◆ **Instruction**
Give the number of lines that include the word "ylabel", nothing more.

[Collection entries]

..............................

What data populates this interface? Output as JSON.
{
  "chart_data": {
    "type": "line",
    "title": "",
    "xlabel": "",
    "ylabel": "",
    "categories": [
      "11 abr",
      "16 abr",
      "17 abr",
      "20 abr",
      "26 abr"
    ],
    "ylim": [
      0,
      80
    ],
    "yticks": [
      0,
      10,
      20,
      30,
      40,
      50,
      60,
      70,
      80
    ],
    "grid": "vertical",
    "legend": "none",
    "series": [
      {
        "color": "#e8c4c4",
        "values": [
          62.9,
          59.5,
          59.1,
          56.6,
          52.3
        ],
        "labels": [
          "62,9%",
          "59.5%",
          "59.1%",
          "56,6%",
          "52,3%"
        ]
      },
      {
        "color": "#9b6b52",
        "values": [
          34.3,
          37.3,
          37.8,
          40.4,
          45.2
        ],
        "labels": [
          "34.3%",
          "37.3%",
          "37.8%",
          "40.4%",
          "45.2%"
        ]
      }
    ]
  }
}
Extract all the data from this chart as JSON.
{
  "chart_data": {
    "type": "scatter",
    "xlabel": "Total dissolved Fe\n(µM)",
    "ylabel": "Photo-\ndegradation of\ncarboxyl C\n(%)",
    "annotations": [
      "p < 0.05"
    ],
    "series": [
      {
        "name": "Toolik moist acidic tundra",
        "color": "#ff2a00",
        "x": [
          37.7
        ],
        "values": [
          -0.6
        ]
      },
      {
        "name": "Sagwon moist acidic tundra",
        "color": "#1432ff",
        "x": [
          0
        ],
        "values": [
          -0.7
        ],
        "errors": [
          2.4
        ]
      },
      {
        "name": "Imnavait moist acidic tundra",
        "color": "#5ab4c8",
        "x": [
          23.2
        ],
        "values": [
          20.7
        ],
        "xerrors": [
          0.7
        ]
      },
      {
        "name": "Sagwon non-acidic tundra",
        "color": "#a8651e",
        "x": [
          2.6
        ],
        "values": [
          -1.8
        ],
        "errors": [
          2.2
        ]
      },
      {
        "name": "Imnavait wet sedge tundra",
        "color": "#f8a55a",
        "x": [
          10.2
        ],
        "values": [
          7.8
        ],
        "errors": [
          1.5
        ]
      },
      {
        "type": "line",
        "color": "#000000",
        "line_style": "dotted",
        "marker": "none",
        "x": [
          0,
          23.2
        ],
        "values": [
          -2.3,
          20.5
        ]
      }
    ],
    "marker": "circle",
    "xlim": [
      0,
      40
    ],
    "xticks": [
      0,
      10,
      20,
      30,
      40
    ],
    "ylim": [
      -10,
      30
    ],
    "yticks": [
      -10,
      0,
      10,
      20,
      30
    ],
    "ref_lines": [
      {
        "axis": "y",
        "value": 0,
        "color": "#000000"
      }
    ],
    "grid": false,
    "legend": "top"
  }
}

..............................

◆ **The response**
2